*Information shown:*
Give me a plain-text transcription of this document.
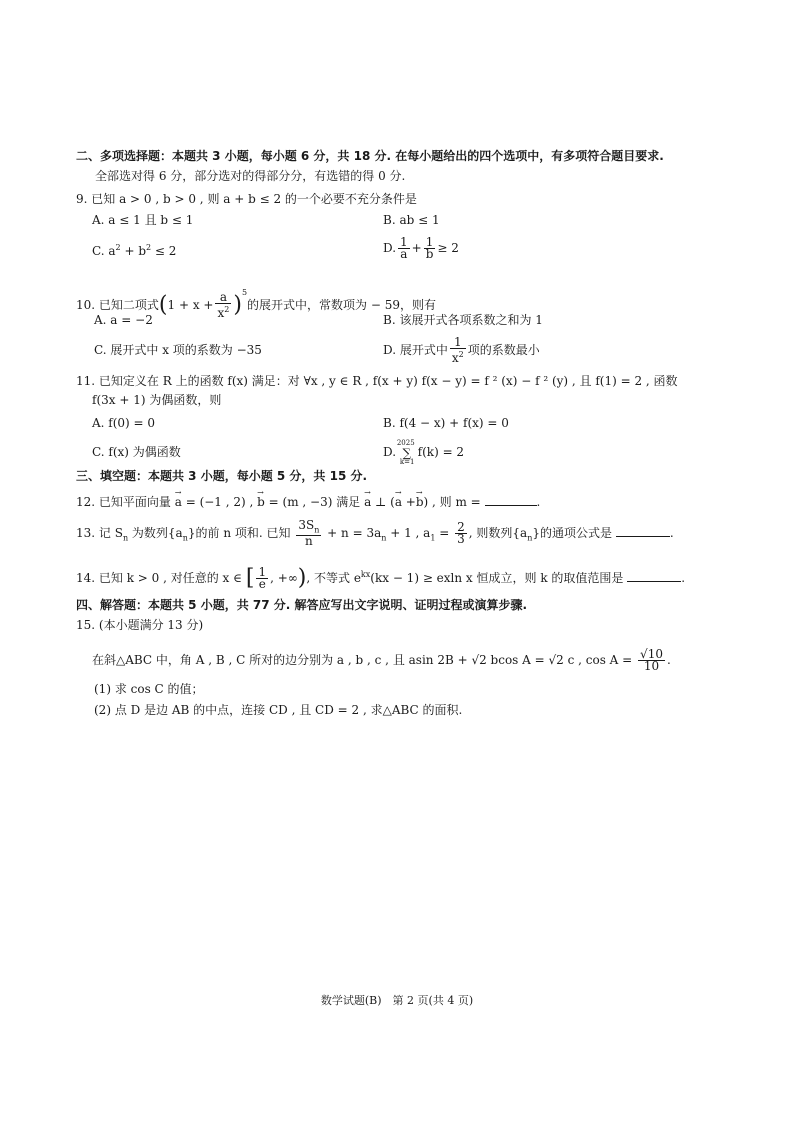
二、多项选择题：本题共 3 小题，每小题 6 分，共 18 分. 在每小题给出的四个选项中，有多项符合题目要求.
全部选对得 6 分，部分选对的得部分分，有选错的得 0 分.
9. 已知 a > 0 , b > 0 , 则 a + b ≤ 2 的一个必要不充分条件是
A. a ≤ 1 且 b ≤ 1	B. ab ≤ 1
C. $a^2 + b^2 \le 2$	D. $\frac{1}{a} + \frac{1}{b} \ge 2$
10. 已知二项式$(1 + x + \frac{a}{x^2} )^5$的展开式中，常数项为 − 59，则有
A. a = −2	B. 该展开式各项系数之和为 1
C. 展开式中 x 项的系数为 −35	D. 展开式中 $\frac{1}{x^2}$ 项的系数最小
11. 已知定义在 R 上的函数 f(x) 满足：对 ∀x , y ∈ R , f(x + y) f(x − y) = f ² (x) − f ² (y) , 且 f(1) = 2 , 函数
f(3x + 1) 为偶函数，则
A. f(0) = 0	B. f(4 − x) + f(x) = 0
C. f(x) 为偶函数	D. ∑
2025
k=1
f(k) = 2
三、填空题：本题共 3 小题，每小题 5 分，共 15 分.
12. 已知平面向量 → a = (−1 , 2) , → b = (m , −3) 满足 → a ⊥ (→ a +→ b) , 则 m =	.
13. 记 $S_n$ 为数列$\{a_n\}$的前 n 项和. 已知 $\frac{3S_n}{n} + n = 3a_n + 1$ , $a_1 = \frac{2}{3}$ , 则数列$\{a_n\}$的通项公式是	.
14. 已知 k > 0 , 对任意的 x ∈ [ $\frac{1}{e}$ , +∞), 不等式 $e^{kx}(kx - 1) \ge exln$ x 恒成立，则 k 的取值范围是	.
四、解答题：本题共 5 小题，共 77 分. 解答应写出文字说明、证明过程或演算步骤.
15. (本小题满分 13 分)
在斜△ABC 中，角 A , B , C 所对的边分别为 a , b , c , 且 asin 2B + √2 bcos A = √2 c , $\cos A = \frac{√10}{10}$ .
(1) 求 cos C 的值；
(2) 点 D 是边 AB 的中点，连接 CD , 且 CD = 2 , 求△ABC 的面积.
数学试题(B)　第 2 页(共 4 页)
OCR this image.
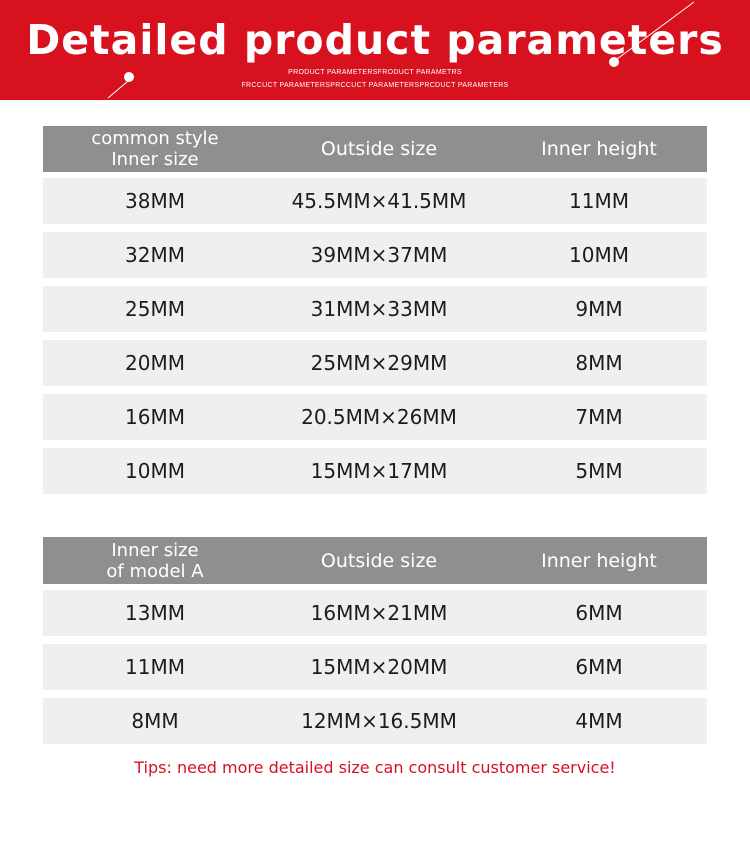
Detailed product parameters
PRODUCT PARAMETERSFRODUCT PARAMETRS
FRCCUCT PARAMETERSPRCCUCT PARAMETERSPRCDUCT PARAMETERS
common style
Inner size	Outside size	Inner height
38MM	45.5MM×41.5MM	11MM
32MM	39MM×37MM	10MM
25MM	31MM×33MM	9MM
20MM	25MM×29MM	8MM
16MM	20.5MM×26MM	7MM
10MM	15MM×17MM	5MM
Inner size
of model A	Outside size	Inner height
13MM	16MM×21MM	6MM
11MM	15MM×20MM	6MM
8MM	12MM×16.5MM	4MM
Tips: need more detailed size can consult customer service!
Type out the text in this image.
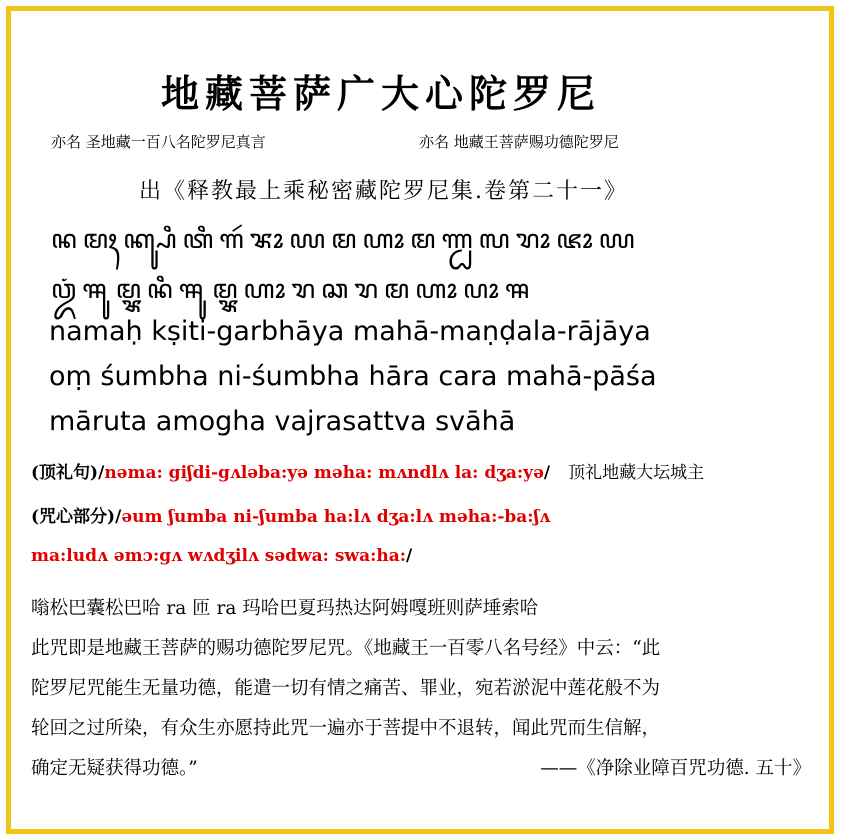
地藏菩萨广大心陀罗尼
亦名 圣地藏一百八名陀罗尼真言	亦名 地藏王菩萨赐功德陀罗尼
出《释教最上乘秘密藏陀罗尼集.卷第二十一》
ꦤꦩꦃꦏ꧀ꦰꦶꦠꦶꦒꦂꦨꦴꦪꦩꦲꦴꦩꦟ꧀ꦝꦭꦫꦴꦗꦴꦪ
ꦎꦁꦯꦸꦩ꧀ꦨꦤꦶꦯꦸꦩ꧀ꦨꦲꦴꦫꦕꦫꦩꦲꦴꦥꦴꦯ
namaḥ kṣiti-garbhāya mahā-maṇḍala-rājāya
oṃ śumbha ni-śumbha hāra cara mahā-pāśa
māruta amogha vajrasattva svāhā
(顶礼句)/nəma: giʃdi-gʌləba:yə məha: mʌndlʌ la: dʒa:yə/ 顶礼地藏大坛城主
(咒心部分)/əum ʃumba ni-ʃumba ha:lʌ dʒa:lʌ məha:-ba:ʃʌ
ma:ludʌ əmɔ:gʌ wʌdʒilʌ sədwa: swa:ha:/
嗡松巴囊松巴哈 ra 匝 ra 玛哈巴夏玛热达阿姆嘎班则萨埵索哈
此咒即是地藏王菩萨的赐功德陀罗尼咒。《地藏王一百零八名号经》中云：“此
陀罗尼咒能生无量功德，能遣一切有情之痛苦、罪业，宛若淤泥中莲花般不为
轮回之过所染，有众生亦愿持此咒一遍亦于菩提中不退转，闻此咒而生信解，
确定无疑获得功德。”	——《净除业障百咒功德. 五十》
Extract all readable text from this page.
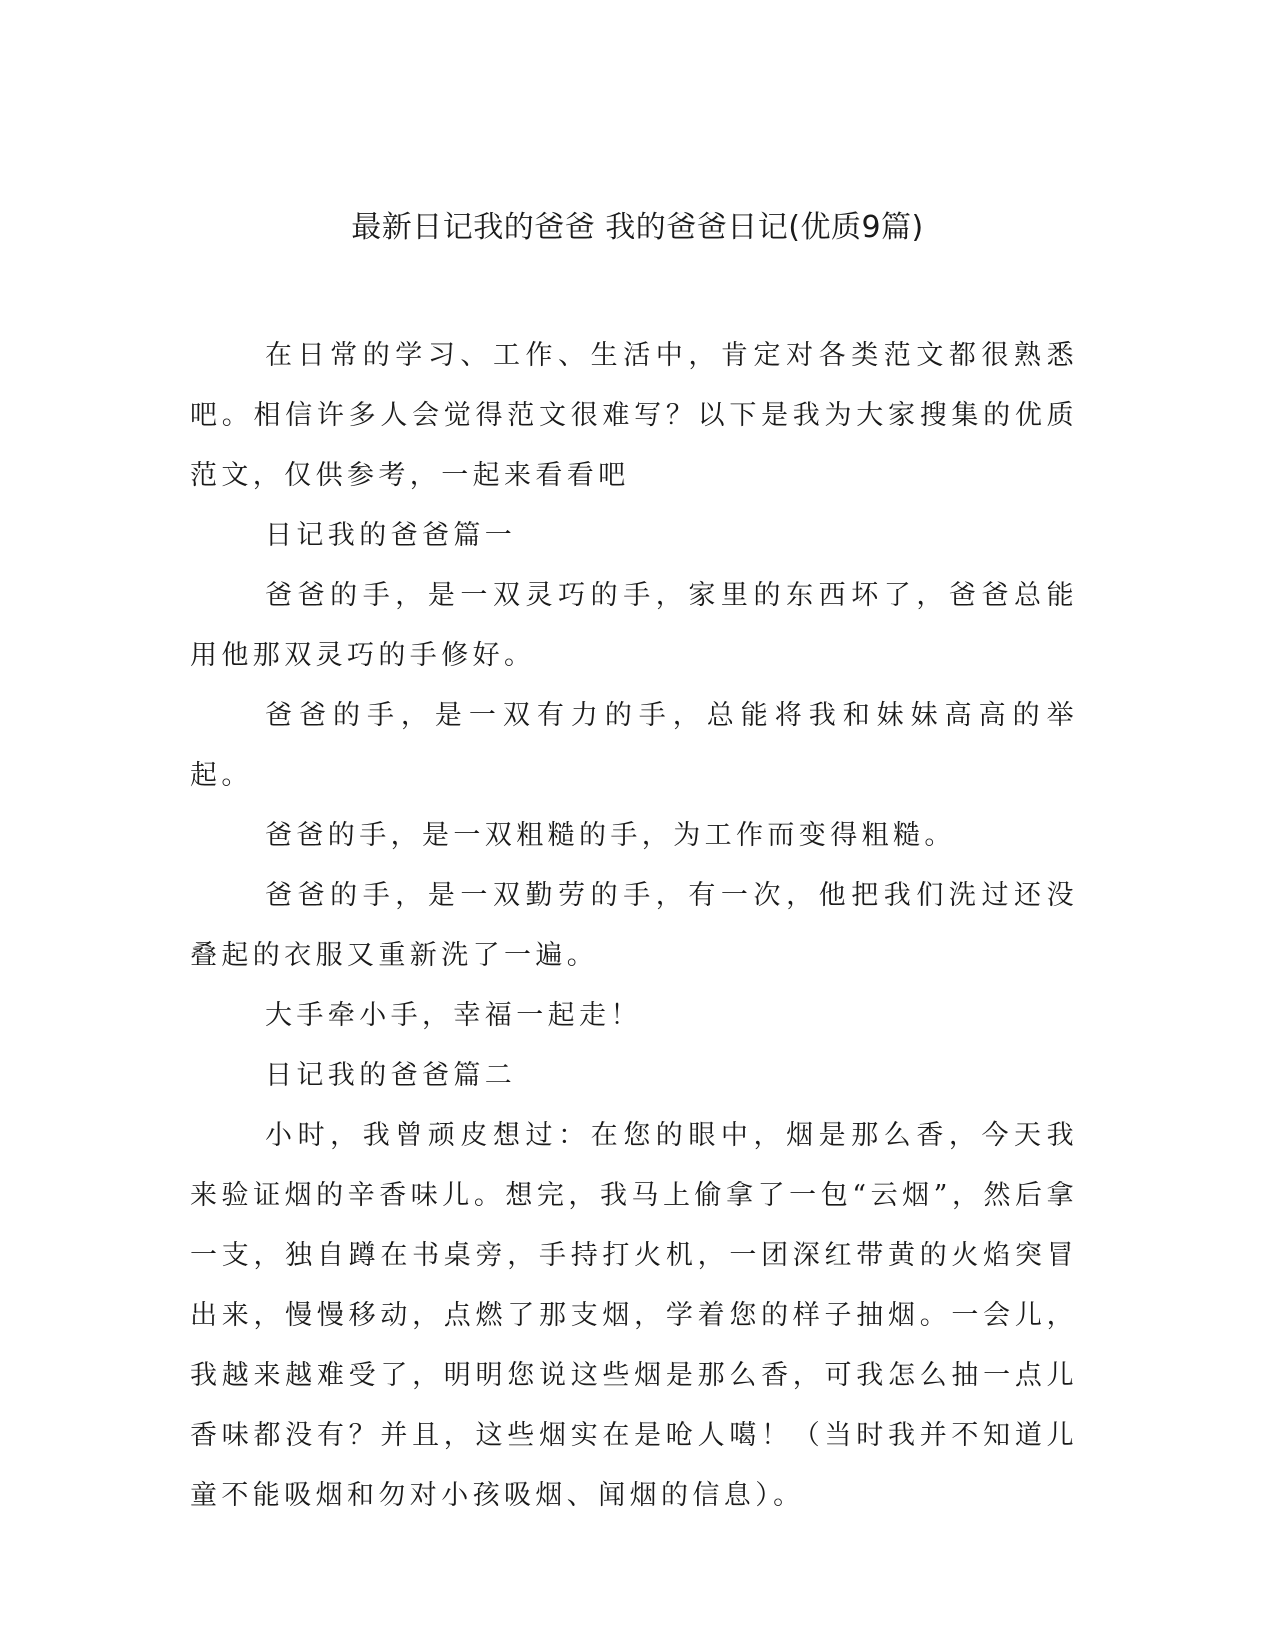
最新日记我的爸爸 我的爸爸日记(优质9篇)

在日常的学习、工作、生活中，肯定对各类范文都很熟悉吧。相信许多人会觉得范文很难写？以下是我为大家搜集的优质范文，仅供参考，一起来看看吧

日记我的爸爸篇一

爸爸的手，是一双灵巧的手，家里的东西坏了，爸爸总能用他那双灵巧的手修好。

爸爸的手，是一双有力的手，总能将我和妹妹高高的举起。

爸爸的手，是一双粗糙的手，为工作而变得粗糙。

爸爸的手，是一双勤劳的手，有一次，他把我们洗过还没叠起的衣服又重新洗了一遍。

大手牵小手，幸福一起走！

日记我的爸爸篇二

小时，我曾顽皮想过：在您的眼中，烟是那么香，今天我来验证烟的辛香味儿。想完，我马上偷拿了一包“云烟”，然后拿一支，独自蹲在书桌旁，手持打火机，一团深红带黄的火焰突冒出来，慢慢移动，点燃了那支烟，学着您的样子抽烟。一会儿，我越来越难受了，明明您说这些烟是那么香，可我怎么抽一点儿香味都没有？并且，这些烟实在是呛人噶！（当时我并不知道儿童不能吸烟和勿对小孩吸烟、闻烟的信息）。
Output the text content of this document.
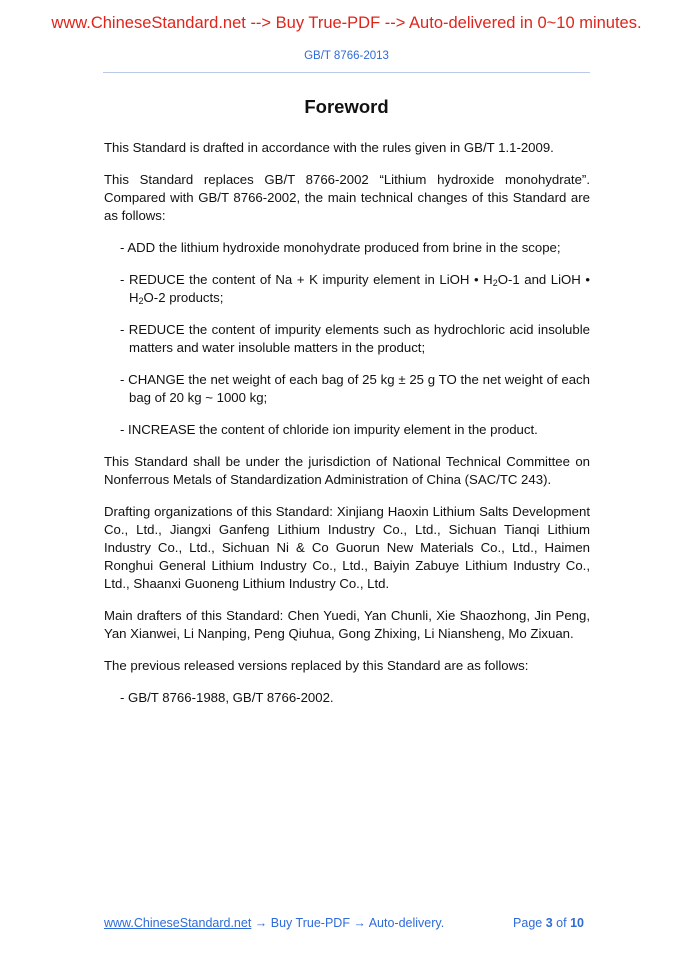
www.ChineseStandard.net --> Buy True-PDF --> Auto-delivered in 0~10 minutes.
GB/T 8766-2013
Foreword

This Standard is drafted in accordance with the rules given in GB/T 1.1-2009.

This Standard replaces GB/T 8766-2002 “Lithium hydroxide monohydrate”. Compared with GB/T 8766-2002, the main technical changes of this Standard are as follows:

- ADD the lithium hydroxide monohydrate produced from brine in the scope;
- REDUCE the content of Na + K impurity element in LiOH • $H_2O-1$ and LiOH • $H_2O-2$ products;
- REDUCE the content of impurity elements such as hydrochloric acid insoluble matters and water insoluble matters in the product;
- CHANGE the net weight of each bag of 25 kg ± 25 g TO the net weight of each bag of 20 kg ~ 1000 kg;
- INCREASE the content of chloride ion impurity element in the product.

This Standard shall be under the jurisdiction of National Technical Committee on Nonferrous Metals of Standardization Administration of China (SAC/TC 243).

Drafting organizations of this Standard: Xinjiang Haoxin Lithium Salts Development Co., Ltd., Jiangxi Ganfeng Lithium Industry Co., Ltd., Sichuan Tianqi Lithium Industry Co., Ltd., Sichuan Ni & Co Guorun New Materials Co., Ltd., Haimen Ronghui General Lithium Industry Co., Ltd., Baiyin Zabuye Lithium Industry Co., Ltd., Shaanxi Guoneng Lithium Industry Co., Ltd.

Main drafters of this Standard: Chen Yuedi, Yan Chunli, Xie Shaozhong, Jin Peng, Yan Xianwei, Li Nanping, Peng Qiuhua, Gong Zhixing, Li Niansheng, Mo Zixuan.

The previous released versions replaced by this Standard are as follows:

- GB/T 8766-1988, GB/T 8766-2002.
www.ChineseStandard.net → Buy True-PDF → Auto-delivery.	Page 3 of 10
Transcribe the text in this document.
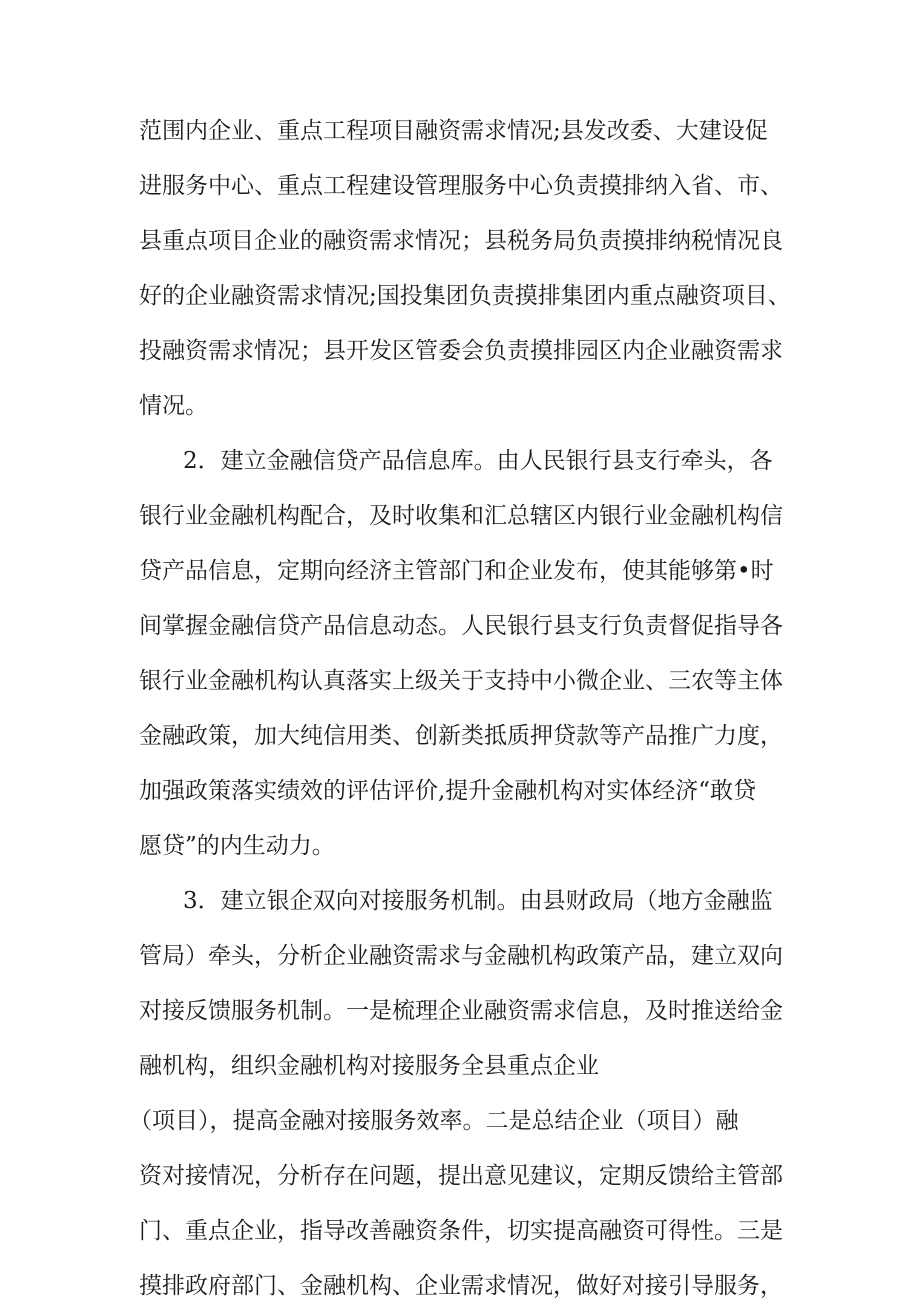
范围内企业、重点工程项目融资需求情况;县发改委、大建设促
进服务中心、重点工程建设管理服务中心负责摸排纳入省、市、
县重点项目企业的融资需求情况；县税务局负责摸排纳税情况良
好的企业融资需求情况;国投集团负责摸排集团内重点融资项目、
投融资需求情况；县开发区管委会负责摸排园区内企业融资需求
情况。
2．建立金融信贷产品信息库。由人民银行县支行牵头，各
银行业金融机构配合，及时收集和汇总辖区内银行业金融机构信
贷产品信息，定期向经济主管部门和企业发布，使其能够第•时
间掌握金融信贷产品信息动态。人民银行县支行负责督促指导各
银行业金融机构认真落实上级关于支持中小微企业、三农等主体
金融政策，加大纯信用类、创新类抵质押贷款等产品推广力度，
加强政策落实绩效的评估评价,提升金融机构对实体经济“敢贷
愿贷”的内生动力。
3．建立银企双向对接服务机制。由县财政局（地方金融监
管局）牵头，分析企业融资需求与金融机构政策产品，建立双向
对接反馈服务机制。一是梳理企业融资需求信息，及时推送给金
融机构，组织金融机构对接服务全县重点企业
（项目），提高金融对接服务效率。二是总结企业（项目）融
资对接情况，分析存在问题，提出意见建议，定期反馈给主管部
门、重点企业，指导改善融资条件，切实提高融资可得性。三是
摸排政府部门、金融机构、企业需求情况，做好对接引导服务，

*Work required:* Where a line above includes "ChineseStandard", copy that line.

*Exercise solution:*
www.ChineseStandard.net --> Buy True-PDF --> Auto-delivered in 0~10 minutes.
www.ChineseStandard.net → Buy True-PDF → Auto-delivery.	Page 3 of 10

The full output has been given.